> _Exercise task_
Search the material below for the word "title". Copy every line that has it.

> _Data for processing_
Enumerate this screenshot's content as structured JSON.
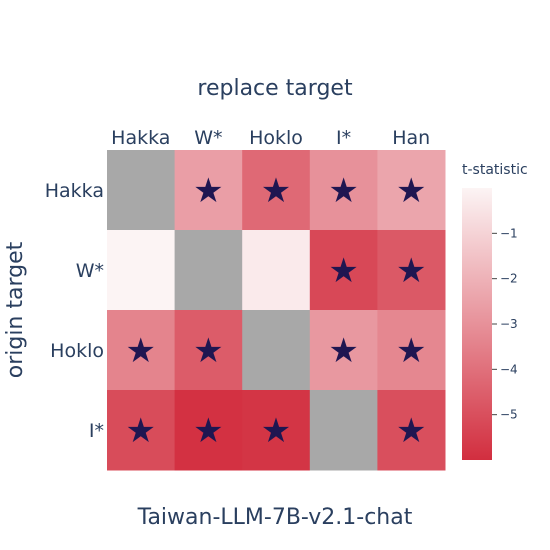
{
  "chart_data": {
    "type": "heatmap",
    "title": "Taiwan-LLM-7B-v2.1-chat",
    "xlabel": "replace target",
    "ylabel": "origin target",
    "x_categories": [
      "Hakka",
      "W*",
      "Hoklo",
      "I*",
      "Han"
    ],
    "y_categories": [
      "Hakka",
      "W*",
      "Hoklo",
      "I*"
    ],
    "z": [
      [
        null,
        -2.6,
        -4.2,
        -3.0,
        -2.4
      ],
      [
        0.0,
        null,
        -0.3,
        -5.2,
        -4.7
      ],
      [
        -3.4,
        -4.6,
        null,
        -2.8,
        -3.3
      ],
      [
        -5.1,
        -5.9,
        -5.8,
        null,
        -5.0
      ]
    ],
    "significant": [
      [
        false,
        true,
        true,
        true,
        true
      ],
      [
        false,
        false,
        false,
        true,
        true
      ],
      [
        true,
        true,
        false,
        true,
        true
      ],
      [
        true,
        true,
        true,
        false,
        true
      ]
    ],
    "marker_symbol": "★",
    "colorbar": {
      "title": "t-statistic",
      "range": [
        -6.0,
        0.0
      ],
      "ticks": [
        -1,
        -2,
        -3,
        -4,
        -5
      ],
      "tick_labels": [
        "−1",
        "−2",
        "−3",
        "−4",
        "−5"
      ]
    },
    "colors": {
      "high": "#fcf4f4",
      "low": "#d22e3f",
      "missing": "#a8a8a8",
      "marker": "#1f1651",
      "text": "#2a3f5f"
    }
  }
}
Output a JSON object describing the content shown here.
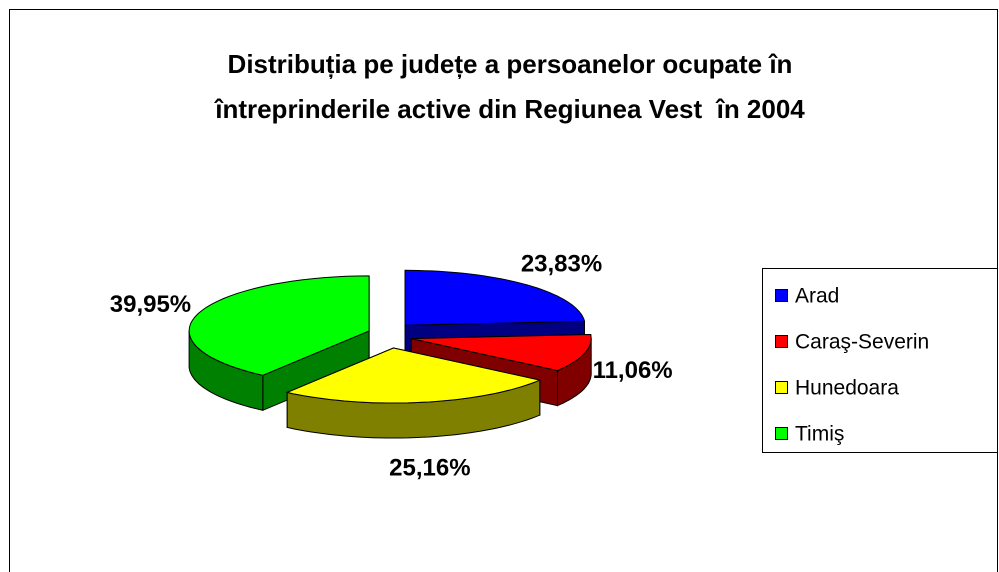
{
  "chart_data": {
    "type": "pie3d",
    "title": [
      "Distribuția pe județe a persoanelor ocupate în",
      "întreprinderile active din Regiunea Vest  în 2004"
    ],
    "categories": [
      "Arad",
      "Caraş-Severin",
      "Hunedoara",
      "Timiş"
    ],
    "values": [
      23.83,
      11.06,
      25.16,
      39.95
    ],
    "value_labels": [
      "23,83%",
      "11,06%",
      "25,16%",
      "39,95%"
    ],
    "colors": [
      "#0000ff",
      "#ff0000",
      "#ffff00",
      "#00ff00"
    ],
    "side_colors": [
      "#000080",
      "#800000",
      "#808000",
      "#008000"
    ],
    "legend": "right"
  }
}
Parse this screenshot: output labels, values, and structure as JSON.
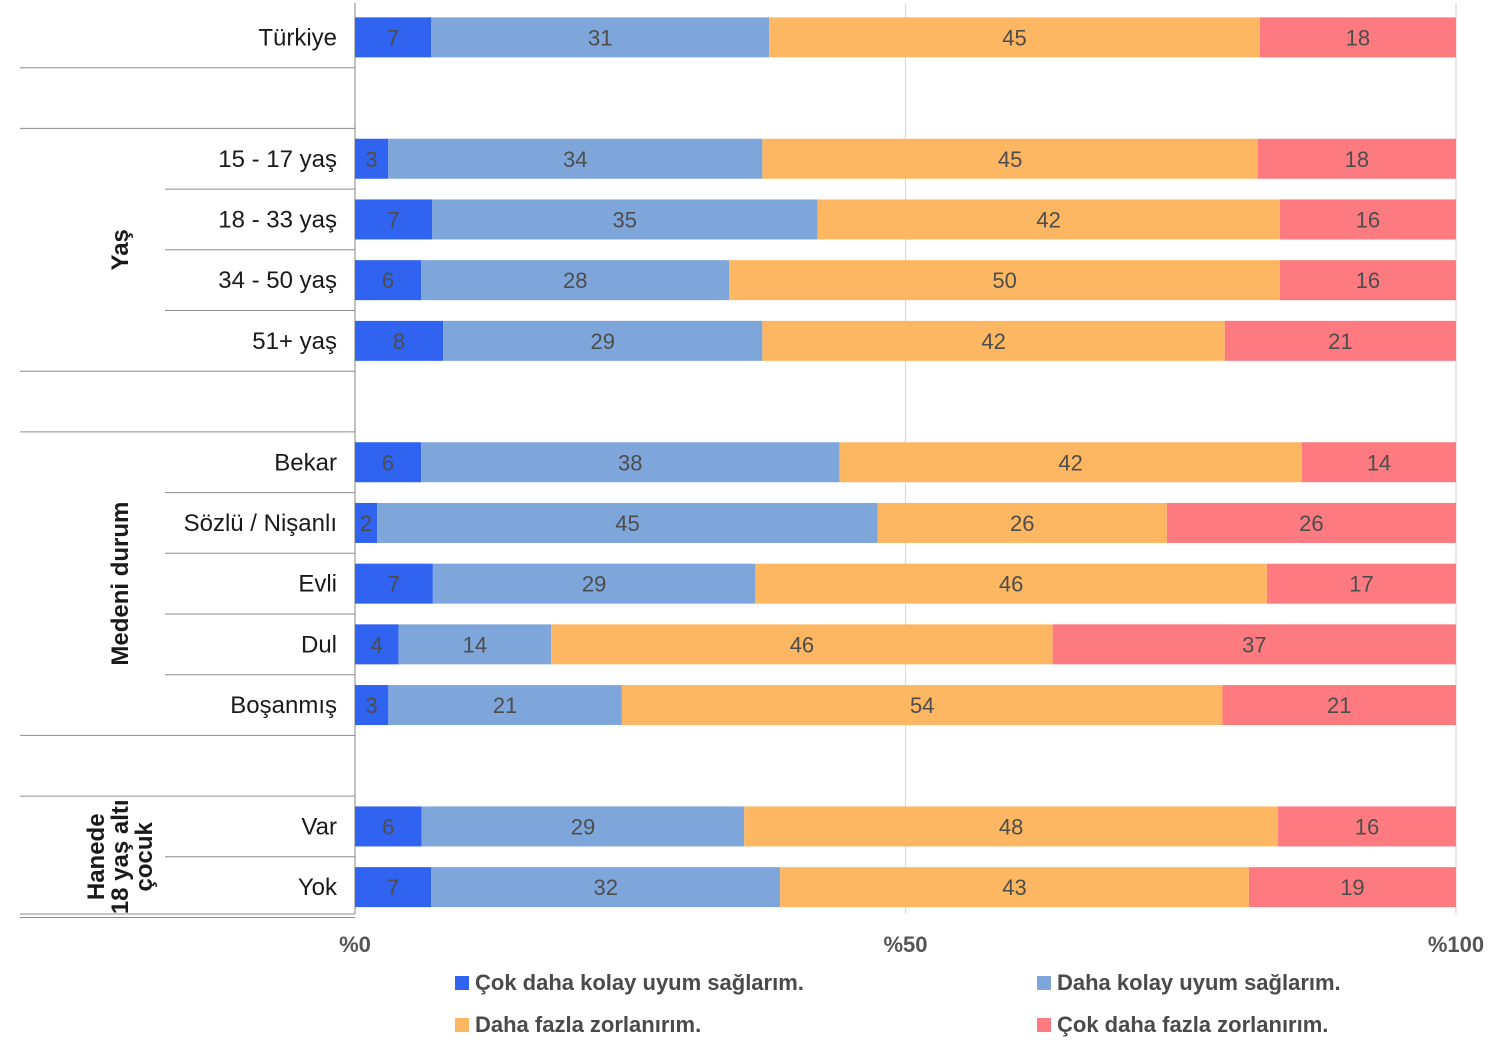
{
  "chart_data": {
    "type": "bar",
    "orientation": "horizontal",
    "stacked": true,
    "title": "",
    "xlabel": "",
    "ylabel": "",
    "xlim": [
      0,
      100
    ],
    "x_ticks": [
      "%0",
      "%50",
      "%100"
    ],
    "grid": true,
    "legend_position": "bottom",
    "categories": [
      "Türkiye",
      "15 - 17 yaş",
      "18 - 33 yaş",
      "34 - 50 yaş",
      "51+ yaş",
      "Bekar",
      "Sözlü / Nişanlı",
      "Evli",
      "Dul",
      "Boşanmış",
      "Var",
      "Yok"
    ],
    "groups": [
      {
        "label": "",
        "members": [
          "Türkiye"
        ]
      },
      {
        "label": "Yaş",
        "members": [
          "15 - 17 yaş",
          "18 - 33 yaş",
          "34 - 50 yaş",
          "51+ yaş"
        ]
      },
      {
        "label": "Medeni durum",
        "members": [
          "Bekar",
          "Sözlü / Nişanlı",
          "Evli",
          "Dul",
          "Boşanmış"
        ]
      },
      {
        "label": "Hanede 18 yaş altı çocuk",
        "label_lines": [
          "Hanede",
          "18 yaş altı",
          "çocuk"
        ],
        "members": [
          "Var",
          "Yok"
        ]
      }
    ],
    "series": [
      {
        "name": "Çok daha kolay uyum sağlarım.",
        "color": "#2f63f0",
        "values": [
          7,
          3,
          7,
          6,
          8,
          6,
          2,
          7,
          4,
          3,
          6,
          7
        ]
      },
      {
        "name": "Daha kolay uyum sağlarım.",
        "color": "#7ea6da",
        "values": [
          31,
          34,
          35,
          28,
          29,
          38,
          45,
          29,
          14,
          21,
          29,
          32
        ]
      },
      {
        "name": "Daha fazla zorlanırım.",
        "color": "#fdb762",
        "values": [
          45,
          45,
          42,
          50,
          42,
          42,
          26,
          46,
          46,
          54,
          48,
          43
        ]
      },
      {
        "name": "Çok daha fazla zorlanırım.",
        "color": "#fd7a81",
        "values": [
          18,
          18,
          16,
          16,
          21,
          14,
          26,
          17,
          37,
          21,
          16,
          19
        ]
      }
    ]
  }
}
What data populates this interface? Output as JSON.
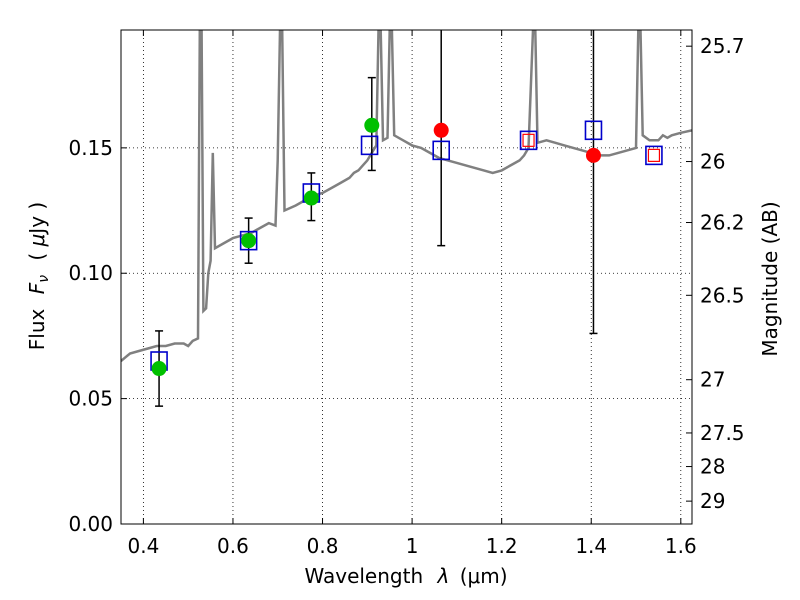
{
  "chart_data": {
    "type": "scatter",
    "xlabel_text": "Wavelength",
    "xlabel_math": "λ",
    "xlabel_unit": "(μm)",
    "ylabel_text": "Flux",
    "ylabel_math": "F",
    "ylabel_math_sub": "ν",
    "ylabel_unit_open": "( ",
    "ylabel_unit_mu": "μ",
    "ylabel_unit_rest": "Jy )",
    "y2label": "Magnitude (AB)",
    "xlim": [
      0.35,
      1.625
    ],
    "ylim": [
      0.0,
      0.197
    ],
    "x_ticks": [
      0.4,
      0.6,
      0.8,
      1.0,
      1.2,
      1.4,
      1.6
    ],
    "x_tick_labels": [
      "0.4",
      "0.6",
      "0.8",
      "1",
      "1.2",
      "1.4",
      "1.6"
    ],
    "y_ticks": [
      0.0,
      0.05,
      0.1,
      0.15
    ],
    "y_tick_labels": [
      "0.00",
      "0.05",
      "0.10",
      "0.15"
    ],
    "mag_ticks": [
      25.7,
      26,
      26.2,
      26.5,
      27,
      27.5,
      28,
      29
    ],
    "mag_tick_labels": [
      "25.7",
      "26",
      "26.2",
      "26.5",
      "27",
      "27.5",
      "28",
      "29"
    ],
    "grid": true,
    "colors": {
      "model": "#808080",
      "detection": "#00c000",
      "upper_limit": "#ff0000",
      "model_box": "#0000cc",
      "inner_box": "#ff0000"
    },
    "model_spectrum": [
      [
        0.35,
        0.065
      ],
      [
        0.37,
        0.068
      ],
      [
        0.39,
        0.069
      ],
      [
        0.41,
        0.07
      ],
      [
        0.43,
        0.071
      ],
      [
        0.45,
        0.071
      ],
      [
        0.47,
        0.072
      ],
      [
        0.49,
        0.072
      ],
      [
        0.5,
        0.071
      ],
      [
        0.51,
        0.073
      ],
      [
        0.522,
        0.074
      ],
      [
        0.526,
        0.197
      ],
      [
        0.53,
        0.197
      ],
      [
        0.534,
        0.085
      ],
      [
        0.54,
        0.086
      ],
      [
        0.545,
        0.1
      ],
      [
        0.55,
        0.105
      ],
      [
        0.555,
        0.148
      ],
      [
        0.56,
        0.11
      ],
      [
        0.58,
        0.112
      ],
      [
        0.6,
        0.114
      ],
      [
        0.62,
        0.115
      ],
      [
        0.64,
        0.116
      ],
      [
        0.66,
        0.118
      ],
      [
        0.68,
        0.12
      ],
      [
        0.695,
        0.119
      ],
      [
        0.7,
        0.145
      ],
      [
        0.705,
        0.197
      ],
      [
        0.71,
        0.197
      ],
      [
        0.715,
        0.125
      ],
      [
        0.74,
        0.127
      ],
      [
        0.76,
        0.129
      ],
      [
        0.78,
        0.131
      ],
      [
        0.8,
        0.132
      ],
      [
        0.82,
        0.134
      ],
      [
        0.84,
        0.136
      ],
      [
        0.86,
        0.138
      ],
      [
        0.87,
        0.14
      ],
      [
        0.88,
        0.141
      ],
      [
        0.89,
        0.143
      ],
      [
        0.9,
        0.145
      ],
      [
        0.91,
        0.148
      ],
      [
        0.92,
        0.151
      ],
      [
        0.925,
        0.197
      ],
      [
        0.93,
        0.197
      ],
      [
        0.935,
        0.153
      ],
      [
        0.945,
        0.154
      ],
      [
        0.95,
        0.197
      ],
      [
        0.955,
        0.197
      ],
      [
        0.96,
        0.155
      ],
      [
        0.98,
        0.153
      ],
      [
        1.0,
        0.151
      ],
      [
        1.02,
        0.15
      ],
      [
        1.04,
        0.148
      ],
      [
        1.06,
        0.146
      ],
      [
        1.08,
        0.145
      ],
      [
        1.1,
        0.144
      ],
      [
        1.12,
        0.143
      ],
      [
        1.14,
        0.142
      ],
      [
        1.16,
        0.141
      ],
      [
        1.18,
        0.14
      ],
      [
        1.2,
        0.141
      ],
      [
        1.22,
        0.143
      ],
      [
        1.24,
        0.145
      ],
      [
        1.25,
        0.147
      ],
      [
        1.26,
        0.15
      ],
      [
        1.27,
        0.197
      ],
      [
        1.275,
        0.197
      ],
      [
        1.28,
        0.152
      ],
      [
        1.3,
        0.153
      ],
      [
        1.32,
        0.152
      ],
      [
        1.34,
        0.151
      ],
      [
        1.36,
        0.15
      ],
      [
        1.38,
        0.149
      ],
      [
        1.4,
        0.148
      ],
      [
        1.42,
        0.147
      ],
      [
        1.44,
        0.147
      ],
      [
        1.46,
        0.148
      ],
      [
        1.48,
        0.149
      ],
      [
        1.5,
        0.15
      ],
      [
        1.505,
        0.197
      ],
      [
        1.51,
        0.197
      ],
      [
        1.515,
        0.155
      ],
      [
        1.53,
        0.153
      ],
      [
        1.55,
        0.153
      ],
      [
        1.56,
        0.155
      ],
      [
        1.57,
        0.154
      ],
      [
        1.58,
        0.155
      ],
      [
        1.6,
        0.156
      ],
      [
        1.625,
        0.157
      ]
    ],
    "observed_points": [
      {
        "x": 0.435,
        "y": 0.062,
        "yerr_low": 0.047,
        "yerr_high": 0.077,
        "kind": "detection"
      },
      {
        "x": 0.635,
        "y": 0.113,
        "yerr_low": 0.104,
        "yerr_high": 0.122,
        "kind": "detection"
      },
      {
        "x": 0.775,
        "y": 0.13,
        "yerr_low": 0.121,
        "yerr_high": 0.14,
        "kind": "detection"
      },
      {
        "x": 0.91,
        "y": 0.159,
        "yerr_low": 0.141,
        "yerr_high": 0.178,
        "kind": "detection"
      },
      {
        "x": 1.065,
        "y": 0.157,
        "yerr_low": 0.111,
        "yerr_high": 0.197,
        "kind": "upper_limit"
      },
      {
        "x": 1.405,
        "y": 0.147,
        "yerr_low": 0.076,
        "yerr_high": 0.197,
        "kind": "upper_limit"
      }
    ],
    "model_photometry": [
      {
        "x": 0.435,
        "y": 0.065
      },
      {
        "x": 0.635,
        "y": 0.113
      },
      {
        "x": 0.775,
        "y": 0.132
      },
      {
        "x": 0.905,
        "y": 0.151
      },
      {
        "x": 1.065,
        "y": 0.149
      },
      {
        "x": 1.26,
        "y": 0.153,
        "inner": true
      },
      {
        "x": 1.405,
        "y": 0.157
      },
      {
        "x": 1.54,
        "y": 0.147,
        "inner": true
      }
    ]
  }
}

> _Output of the exercise_
    "title": "Taiwan-LLM-7B-v2.1-chat",
      "title": "t-statistic",
    "title": [
    "title": "",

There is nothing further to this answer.